• Dataset rows:

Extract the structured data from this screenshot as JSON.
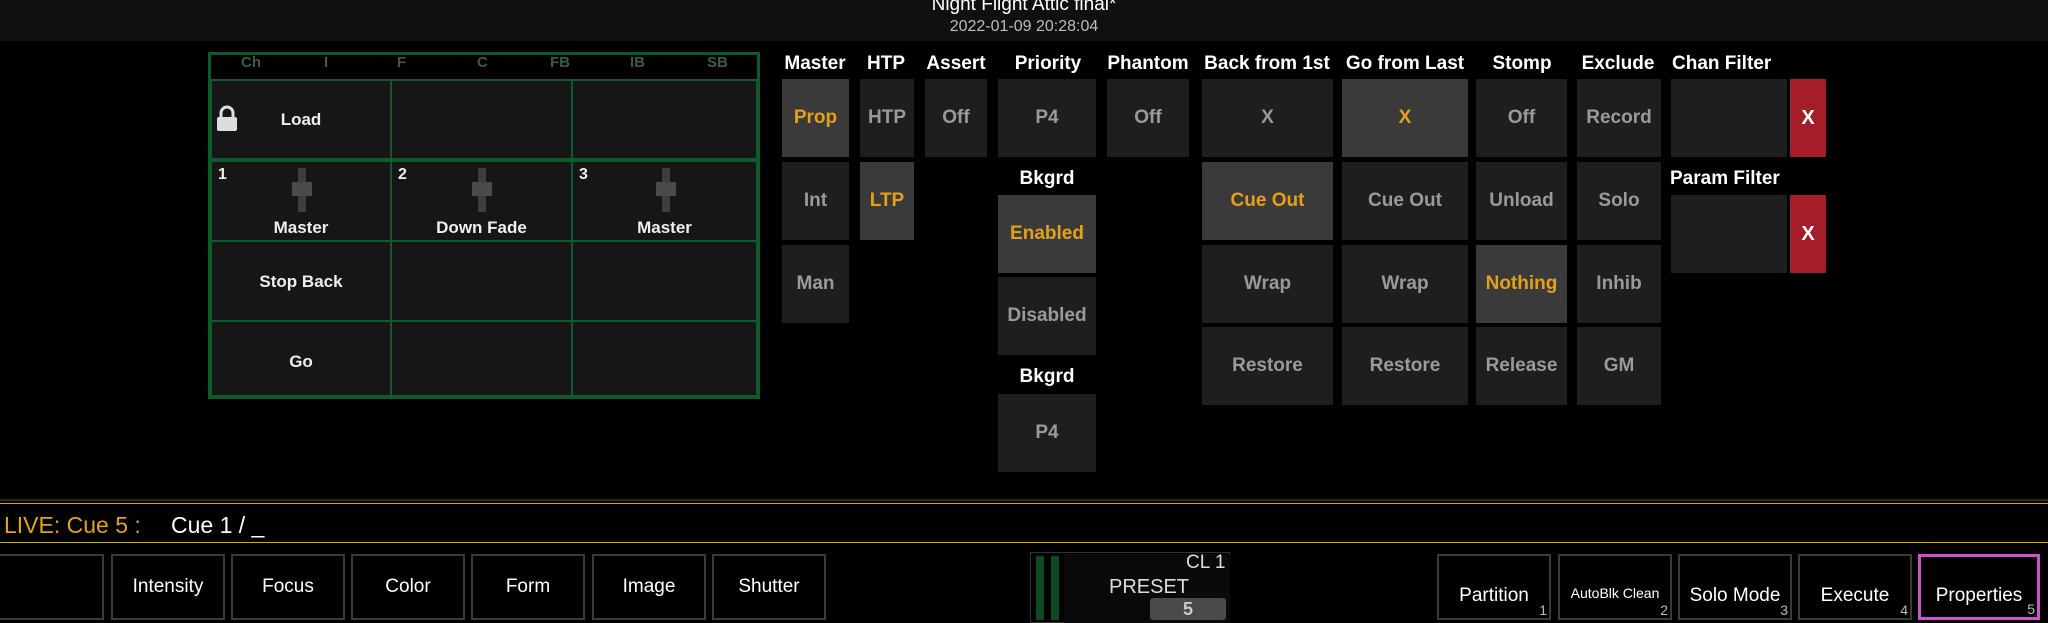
{
  "header": {
    "title": "Night Flight Attic final*",
    "subtitle": "2022-01-09 20:28:04"
  },
  "fader_grid": {
    "column_headers": [
      "Ch",
      "I",
      "F",
      "C",
      "FB",
      "IB",
      "SB"
    ],
    "rows": [
      [
        {
          "label": "Load",
          "icon": "lock-icon"
        },
        {
          "label": ""
        },
        {
          "label": ""
        }
      ],
      [
        {
          "num": "1",
          "label": "Master"
        },
        {
          "num": "2",
          "label": "Down Fade"
        },
        {
          "num": "3",
          "label": "Master"
        }
      ],
      [
        {
          "label": "Stop Back"
        },
        {
          "label": ""
        },
        {
          "label": ""
        }
      ],
      [
        {
          "label": "Go"
        },
        {
          "label": ""
        },
        {
          "label": ""
        }
      ]
    ]
  },
  "columns": {
    "master": {
      "title": "Master",
      "options": [
        "Prop",
        "Int",
        "Man"
      ],
      "selected": "Prop"
    },
    "htp": {
      "title": "HTP",
      "options": [
        "HTP",
        "LTP"
      ],
      "selected": "LTP"
    },
    "assert": {
      "title": "Assert",
      "options": [
        "Off"
      ]
    },
    "priority": {
      "title": "Priority",
      "value": "P4",
      "bkgrd_title": "Bkgrd",
      "bkgrd_options": [
        "Enabled",
        "Disabled"
      ],
      "bkgrd_selected": "Enabled",
      "bkgrd2_title": "Bkgrd",
      "bkgrd2_value": "P4"
    },
    "phantom": {
      "title": "Phantom",
      "options": [
        "Off"
      ]
    },
    "back_from_first": {
      "title": "Back from 1st",
      "options": [
        "X",
        "Cue Out",
        "Wrap",
        "Restore"
      ],
      "selected": "Cue Out"
    },
    "go_from_last": {
      "title": "Go from Last",
      "options": [
        "X",
        "Cue Out",
        "Wrap",
        "Restore"
      ],
      "selected": "X"
    },
    "stomp": {
      "title": "Stomp",
      "options": [
        "Off",
        "Unload",
        "Nothing",
        "Release"
      ],
      "selected": "Nothing"
    },
    "exclude": {
      "title": "Exclude",
      "options": [
        "Record",
        "Solo",
        "Inhib",
        "GM"
      ]
    },
    "chan_filter": {
      "title": "Chan Filter",
      "clear_label": "X"
    },
    "param_filter": {
      "title": "Param Filter",
      "clear_label": "X"
    }
  },
  "command_line": {
    "prefix": "LIVE: Cue  5 :",
    "text": "Cue 1 / _"
  },
  "bottom_left_buttons": [
    "",
    "Intensity",
    "Focus",
    "Color",
    "Form",
    "Image",
    "Shutter"
  ],
  "preset": {
    "label": "PRESET",
    "cl": "CL 1",
    "number": "5"
  },
  "softkeys": [
    {
      "label": "Partition",
      "num": "1"
    },
    {
      "label": "AutoBlk Clean",
      "num": "2"
    },
    {
      "label": "Solo Mode",
      "num": "3"
    },
    {
      "label": "Execute",
      "num": "4"
    },
    {
      "label": "Properties",
      "num": "5",
      "highlighted": true
    }
  ],
  "colors": {
    "accent": "#e3a11a",
    "grid_border": "#0f5a2a",
    "clear_red": "#a61d2a",
    "highlight": "#d14fd1"
  }
}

• Aim of the exercise:
Your task is to transcribe all of the records precisely, with no images included.

• Answer to the task:
Extract the structured data from this screenshot as JSON.
{
  "header": {
    "title": "Night Flight Attic final*",
    "subtitle": "2022-01-09 20:28:04"
  },
  "fader_grid": {
    "column_headers": [
      "Ch",
      "I",
      "F",
      "C",
      "FB",
      "IB",
      "SB"
    ],
    "rows": [
      [
        {
          "label": "Load",
          "icon": "lock-icon"
        },
        {
          "label": ""
        },
        {
          "label": ""
        }
      ],
      [
        {
          "num": "1",
          "label": "Master"
        },
        {
          "num": "2",
          "label": "Down Fade"
        },
        {
          "num": "3",
          "label": "Master"
        }
      ],
      [
        {
          "label": "Stop Back"
        },
        {
          "label": ""
        },
        {
          "label": ""
        }
      ],
      [
        {
          "label": "Go"
        },
        {
          "label": ""
        },
        {
          "label": ""
        }
      ]
    ]
  },
  "columns": {
    "master": {
      "title": "Master",
      "options": [
        "Prop",
        "Int",
        "Man"
      ],
      "selected": "Prop"
    },
    "htp": {
      "title": "HTP",
      "options": [
        "HTP",
        "LTP"
      ],
      "selected": "LTP"
    },
    "assert": {
      "title": "Assert",
      "options": [
        "Off"
      ]
    },
    "priority": {
      "title": "Priority",
      "value": "P4",
      "bkgrd_title": "Bkgrd",
      "bkgrd_options": [
        "Enabled",
        "Disabled"
      ],
      "bkgrd_selected": "Enabled",
      "bkgrd2_title": "Bkgrd",
      "bkgrd2_value": "P4"
    },
    "phantom": {
      "title": "Phantom",
      "options": [
        "Off"
      ]
    },
    "back_from_first": {
      "title": "Back from 1st",
      "options": [
        "X",
        "Cue Out",
        "Wrap",
        "Restore"
      ],
      "selected": "Cue Out"
    },
    "go_from_last": {
      "title": "Go from Last",
      "options": [
        "X",
        "Cue Out",
        "Wrap",
        "Restore"
      ],
      "selected": "X"
    },
    "stomp": {
      "title": "Stomp",
      "options": [
        "Off",
        "Unload",
        "Nothing",
        "Release"
      ],
      "selected": "Nothing"
    },
    "exclude": {
      "title": "Exclude",
      "options": [
        "Record",
        "Solo",
        "Inhib",
        "GM"
      ]
    },
    "chan_filter": {
      "title": "Chan Filter",
      "clear_label": "X"
    },
    "param_filter": {
      "title": "Param Filter",
      "clear_label": "X"
    }
  },
  "command_line": {
    "prefix": "LIVE: Cue  5 :",
    "text": "Cue 1 / _"
  },
  "bottom_left_buttons": [
    "",
    "Intensity",
    "Focus",
    "Color",
    "Form",
    "Image",
    "Shutter"
  ],
  "preset": {
    "label": "PRESET",
    "cl": "CL 1",
    "number": "5"
  },
  "softkeys": [
    {
      "label": "Partition",
      "num": "1"
    },
    {
      "label": "AutoBlk Clean",
      "num": "2"
    },
    {
      "label": "Solo Mode",
      "num": "3"
    },
    {
      "label": "Execute",
      "num": "4"
    },
    {
      "label": "Properties",
      "num": "5",
      "highlighted": true
    }
  ],
  "colors": {
    "accent": "#e3a11a",
    "grid_border": "#0f5a2a",
    "clear_red": "#a61d2a",
    "highlight": "#d14fd1"
  }
}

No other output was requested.